_Problem to work on_
Consider the records below. How many of their lines include the word "объемов"? State the number and nothing else.

_Extracted records_
# # # # #
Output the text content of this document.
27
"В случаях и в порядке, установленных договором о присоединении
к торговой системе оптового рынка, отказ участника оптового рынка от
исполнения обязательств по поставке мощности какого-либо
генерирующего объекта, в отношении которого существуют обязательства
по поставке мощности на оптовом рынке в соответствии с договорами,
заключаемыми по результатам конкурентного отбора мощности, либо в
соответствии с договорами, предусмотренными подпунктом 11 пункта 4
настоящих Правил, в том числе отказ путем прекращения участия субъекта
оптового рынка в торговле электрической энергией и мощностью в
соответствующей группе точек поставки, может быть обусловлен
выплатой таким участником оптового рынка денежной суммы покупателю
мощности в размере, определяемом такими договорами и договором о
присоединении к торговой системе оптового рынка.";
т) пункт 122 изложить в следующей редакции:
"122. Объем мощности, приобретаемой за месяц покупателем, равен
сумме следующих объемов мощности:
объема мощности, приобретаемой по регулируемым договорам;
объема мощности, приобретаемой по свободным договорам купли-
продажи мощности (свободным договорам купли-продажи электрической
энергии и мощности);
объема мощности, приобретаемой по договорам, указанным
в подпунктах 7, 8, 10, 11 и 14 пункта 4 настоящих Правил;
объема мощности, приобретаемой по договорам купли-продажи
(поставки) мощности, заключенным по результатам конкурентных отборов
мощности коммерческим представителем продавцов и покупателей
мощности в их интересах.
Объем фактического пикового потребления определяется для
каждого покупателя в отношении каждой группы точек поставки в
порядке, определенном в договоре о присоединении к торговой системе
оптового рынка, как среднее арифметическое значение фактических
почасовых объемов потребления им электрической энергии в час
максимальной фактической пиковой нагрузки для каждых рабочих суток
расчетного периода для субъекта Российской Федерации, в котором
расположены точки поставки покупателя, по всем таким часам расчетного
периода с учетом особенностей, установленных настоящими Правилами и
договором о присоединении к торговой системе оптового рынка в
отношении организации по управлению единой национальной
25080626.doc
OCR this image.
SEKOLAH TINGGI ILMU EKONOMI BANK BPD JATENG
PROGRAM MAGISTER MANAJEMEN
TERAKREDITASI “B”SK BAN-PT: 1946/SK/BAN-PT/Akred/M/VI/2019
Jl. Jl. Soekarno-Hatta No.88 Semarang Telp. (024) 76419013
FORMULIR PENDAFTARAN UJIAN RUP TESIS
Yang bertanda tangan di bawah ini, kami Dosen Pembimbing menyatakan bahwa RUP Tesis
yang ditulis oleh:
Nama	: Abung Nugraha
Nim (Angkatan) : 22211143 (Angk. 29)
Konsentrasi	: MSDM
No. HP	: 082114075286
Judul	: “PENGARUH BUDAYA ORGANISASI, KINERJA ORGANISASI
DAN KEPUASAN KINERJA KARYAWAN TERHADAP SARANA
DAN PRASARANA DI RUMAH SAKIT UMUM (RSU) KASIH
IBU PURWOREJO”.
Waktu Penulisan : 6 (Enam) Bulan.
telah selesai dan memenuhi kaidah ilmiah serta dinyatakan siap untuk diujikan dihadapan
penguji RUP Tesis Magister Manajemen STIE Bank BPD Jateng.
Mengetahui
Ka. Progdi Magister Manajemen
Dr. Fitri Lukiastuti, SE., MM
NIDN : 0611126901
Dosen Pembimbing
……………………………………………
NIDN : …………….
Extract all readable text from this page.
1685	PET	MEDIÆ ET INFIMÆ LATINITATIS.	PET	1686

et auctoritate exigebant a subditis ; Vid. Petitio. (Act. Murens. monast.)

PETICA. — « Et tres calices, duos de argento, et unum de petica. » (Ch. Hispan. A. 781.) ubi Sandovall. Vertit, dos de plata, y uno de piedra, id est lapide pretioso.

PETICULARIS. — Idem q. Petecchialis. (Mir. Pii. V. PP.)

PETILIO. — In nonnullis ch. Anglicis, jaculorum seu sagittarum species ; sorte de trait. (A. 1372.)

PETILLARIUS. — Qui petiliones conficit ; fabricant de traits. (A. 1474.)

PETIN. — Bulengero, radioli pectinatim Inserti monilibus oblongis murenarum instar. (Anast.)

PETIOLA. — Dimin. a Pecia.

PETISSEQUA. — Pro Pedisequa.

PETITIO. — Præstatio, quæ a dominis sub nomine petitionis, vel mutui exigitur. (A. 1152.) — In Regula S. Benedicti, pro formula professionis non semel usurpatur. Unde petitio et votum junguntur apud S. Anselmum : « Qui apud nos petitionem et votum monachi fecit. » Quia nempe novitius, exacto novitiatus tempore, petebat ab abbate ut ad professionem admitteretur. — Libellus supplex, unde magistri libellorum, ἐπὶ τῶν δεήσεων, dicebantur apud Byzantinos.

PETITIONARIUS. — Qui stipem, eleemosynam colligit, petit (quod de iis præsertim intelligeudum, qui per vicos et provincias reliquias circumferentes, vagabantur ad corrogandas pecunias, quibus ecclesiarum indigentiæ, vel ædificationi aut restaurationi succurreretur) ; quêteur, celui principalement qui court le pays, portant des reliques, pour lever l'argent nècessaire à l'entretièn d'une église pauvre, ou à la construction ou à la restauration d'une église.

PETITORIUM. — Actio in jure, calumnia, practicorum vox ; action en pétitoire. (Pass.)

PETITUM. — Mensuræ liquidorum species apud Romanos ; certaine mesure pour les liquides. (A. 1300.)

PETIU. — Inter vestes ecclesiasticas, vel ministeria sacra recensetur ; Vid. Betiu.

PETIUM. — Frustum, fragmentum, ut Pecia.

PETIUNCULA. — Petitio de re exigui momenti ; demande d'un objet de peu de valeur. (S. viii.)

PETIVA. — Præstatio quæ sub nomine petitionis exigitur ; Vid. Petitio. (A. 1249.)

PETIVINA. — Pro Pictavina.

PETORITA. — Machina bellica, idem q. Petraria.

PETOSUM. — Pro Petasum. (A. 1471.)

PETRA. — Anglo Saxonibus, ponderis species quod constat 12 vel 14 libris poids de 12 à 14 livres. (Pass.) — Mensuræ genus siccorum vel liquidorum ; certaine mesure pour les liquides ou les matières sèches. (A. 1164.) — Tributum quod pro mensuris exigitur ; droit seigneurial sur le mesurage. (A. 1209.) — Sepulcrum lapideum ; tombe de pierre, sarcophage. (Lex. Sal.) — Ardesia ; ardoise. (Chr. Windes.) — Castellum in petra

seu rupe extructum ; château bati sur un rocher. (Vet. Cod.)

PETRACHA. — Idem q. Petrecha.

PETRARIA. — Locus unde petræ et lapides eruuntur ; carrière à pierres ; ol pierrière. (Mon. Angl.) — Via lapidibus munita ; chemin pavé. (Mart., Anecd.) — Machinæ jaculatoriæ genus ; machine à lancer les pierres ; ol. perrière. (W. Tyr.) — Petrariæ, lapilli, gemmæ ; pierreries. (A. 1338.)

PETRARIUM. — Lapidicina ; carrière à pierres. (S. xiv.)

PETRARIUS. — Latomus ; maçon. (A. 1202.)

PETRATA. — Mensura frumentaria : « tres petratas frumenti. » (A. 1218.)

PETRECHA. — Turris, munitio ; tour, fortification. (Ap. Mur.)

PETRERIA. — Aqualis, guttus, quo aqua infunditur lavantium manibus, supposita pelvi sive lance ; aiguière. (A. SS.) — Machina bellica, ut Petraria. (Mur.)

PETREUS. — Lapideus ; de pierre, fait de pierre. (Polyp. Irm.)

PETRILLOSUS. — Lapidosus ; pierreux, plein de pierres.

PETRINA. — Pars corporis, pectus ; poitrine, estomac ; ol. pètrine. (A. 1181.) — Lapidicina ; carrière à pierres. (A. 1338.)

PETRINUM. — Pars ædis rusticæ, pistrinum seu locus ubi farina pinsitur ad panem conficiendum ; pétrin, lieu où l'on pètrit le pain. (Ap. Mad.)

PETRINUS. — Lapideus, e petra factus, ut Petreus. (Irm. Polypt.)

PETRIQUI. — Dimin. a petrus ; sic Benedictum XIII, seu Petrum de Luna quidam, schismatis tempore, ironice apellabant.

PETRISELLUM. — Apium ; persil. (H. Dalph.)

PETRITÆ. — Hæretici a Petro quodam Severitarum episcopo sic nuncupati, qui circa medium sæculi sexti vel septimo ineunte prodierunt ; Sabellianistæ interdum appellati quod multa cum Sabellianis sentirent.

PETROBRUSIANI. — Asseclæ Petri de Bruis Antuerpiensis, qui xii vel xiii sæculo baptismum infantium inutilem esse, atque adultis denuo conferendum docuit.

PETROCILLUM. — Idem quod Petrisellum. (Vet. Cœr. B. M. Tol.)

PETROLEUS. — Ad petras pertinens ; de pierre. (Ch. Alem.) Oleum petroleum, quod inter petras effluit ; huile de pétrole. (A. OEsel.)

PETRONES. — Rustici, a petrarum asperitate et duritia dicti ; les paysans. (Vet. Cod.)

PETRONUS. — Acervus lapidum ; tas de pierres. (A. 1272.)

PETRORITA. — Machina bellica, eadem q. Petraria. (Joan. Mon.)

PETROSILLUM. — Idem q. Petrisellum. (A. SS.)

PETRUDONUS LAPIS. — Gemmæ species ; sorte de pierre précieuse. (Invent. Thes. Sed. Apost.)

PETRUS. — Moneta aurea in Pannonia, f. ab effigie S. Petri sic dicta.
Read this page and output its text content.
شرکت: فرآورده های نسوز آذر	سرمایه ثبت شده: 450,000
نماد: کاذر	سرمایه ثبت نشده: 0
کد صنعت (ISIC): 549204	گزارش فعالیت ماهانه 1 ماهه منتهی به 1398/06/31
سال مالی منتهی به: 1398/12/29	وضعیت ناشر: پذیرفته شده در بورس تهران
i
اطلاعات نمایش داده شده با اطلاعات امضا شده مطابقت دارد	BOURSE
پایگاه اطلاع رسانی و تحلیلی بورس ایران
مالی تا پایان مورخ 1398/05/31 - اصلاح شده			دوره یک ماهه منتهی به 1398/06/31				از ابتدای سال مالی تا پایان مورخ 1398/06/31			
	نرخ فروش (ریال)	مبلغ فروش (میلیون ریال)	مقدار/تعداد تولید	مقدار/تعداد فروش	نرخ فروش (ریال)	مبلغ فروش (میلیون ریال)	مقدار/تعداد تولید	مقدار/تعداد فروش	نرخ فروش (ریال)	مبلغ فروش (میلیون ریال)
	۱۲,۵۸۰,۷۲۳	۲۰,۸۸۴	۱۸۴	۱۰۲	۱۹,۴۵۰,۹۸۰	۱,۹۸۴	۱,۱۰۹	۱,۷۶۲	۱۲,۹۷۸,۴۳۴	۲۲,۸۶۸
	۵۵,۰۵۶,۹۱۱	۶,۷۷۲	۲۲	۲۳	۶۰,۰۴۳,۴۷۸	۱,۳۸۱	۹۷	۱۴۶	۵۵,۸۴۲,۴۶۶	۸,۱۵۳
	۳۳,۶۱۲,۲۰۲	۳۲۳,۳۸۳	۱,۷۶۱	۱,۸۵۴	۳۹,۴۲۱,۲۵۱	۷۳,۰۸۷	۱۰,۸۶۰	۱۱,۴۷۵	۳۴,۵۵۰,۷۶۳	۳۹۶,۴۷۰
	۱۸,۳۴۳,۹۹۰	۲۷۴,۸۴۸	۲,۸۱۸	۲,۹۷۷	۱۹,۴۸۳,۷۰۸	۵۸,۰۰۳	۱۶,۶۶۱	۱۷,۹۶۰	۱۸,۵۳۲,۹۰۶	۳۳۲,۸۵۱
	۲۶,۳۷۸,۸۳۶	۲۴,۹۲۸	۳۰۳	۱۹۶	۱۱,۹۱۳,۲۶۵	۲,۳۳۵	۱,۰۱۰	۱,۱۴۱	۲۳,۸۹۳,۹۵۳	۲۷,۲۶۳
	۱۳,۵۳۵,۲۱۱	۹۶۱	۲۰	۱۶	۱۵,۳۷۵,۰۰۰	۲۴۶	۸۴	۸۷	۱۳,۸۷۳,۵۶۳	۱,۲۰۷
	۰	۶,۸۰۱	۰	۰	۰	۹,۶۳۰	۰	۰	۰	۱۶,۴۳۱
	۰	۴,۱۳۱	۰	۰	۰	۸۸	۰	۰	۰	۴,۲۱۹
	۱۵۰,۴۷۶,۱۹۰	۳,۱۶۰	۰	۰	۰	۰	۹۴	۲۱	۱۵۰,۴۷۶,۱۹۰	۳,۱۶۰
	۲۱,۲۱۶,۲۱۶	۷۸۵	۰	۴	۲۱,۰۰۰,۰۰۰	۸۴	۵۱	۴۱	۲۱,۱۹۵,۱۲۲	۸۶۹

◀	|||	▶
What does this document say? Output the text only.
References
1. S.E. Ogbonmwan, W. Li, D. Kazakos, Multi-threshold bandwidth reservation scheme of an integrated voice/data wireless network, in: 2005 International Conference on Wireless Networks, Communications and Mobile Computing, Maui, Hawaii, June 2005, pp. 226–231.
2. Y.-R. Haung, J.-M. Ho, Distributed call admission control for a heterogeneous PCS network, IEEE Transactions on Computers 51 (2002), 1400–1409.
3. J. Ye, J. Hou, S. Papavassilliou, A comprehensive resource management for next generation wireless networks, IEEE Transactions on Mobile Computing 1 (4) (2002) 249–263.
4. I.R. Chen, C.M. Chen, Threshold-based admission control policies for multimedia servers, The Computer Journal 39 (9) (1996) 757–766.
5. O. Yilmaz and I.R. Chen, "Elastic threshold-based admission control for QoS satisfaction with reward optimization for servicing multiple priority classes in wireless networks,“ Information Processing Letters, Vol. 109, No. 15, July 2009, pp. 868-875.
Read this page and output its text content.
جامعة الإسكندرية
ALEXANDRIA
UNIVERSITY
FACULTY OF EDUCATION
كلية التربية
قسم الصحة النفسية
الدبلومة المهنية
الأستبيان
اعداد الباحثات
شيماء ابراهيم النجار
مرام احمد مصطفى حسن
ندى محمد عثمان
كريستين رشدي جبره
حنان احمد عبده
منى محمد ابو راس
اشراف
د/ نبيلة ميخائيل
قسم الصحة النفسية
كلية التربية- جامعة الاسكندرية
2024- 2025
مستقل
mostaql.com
# # # # #
_Solution to this problem_
2